Figure dataset records:
☆ ☆ ☆
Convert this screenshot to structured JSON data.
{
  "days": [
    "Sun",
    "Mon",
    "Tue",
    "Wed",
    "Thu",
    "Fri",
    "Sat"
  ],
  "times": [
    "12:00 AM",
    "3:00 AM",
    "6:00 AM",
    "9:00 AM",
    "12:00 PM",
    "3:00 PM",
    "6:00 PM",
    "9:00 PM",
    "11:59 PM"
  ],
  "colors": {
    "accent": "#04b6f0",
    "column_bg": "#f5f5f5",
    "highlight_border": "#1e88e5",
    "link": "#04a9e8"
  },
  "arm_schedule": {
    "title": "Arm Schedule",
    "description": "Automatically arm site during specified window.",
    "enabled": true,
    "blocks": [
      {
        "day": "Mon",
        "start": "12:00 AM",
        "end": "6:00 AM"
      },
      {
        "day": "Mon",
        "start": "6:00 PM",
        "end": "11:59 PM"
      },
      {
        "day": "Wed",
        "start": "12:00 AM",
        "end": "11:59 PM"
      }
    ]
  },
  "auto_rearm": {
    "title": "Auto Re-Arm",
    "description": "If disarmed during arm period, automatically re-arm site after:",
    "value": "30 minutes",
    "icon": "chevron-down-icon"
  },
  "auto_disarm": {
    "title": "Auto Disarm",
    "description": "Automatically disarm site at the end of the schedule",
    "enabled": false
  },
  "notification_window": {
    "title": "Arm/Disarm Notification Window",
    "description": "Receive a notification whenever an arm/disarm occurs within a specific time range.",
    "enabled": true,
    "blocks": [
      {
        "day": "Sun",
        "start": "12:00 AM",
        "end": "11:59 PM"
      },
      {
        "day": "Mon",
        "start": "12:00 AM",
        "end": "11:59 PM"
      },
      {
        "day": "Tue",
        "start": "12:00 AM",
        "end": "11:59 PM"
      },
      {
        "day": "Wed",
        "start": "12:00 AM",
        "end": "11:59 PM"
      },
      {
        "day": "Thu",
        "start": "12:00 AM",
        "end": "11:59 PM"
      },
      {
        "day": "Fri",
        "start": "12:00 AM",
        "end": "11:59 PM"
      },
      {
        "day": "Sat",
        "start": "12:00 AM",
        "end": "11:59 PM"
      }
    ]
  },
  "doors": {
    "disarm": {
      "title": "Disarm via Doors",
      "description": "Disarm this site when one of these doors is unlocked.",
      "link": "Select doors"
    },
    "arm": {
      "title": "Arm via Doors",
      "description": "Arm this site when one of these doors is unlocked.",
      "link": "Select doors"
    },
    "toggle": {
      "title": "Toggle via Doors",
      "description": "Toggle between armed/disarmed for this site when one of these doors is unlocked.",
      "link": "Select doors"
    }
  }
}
☆ ☆ ☆
#### Work required:
Take each line containing the string "this" and copy it out.

#### Expected output:
Convert this screenshot to structured JSON data.
      "description": "Disarm this site when one of these doors is unlocked.",
      "description": "Arm this site when one of these doors is unlocked.",
      "description": "Toggle between armed/disarmed for this site when one of these doors is unlocked.",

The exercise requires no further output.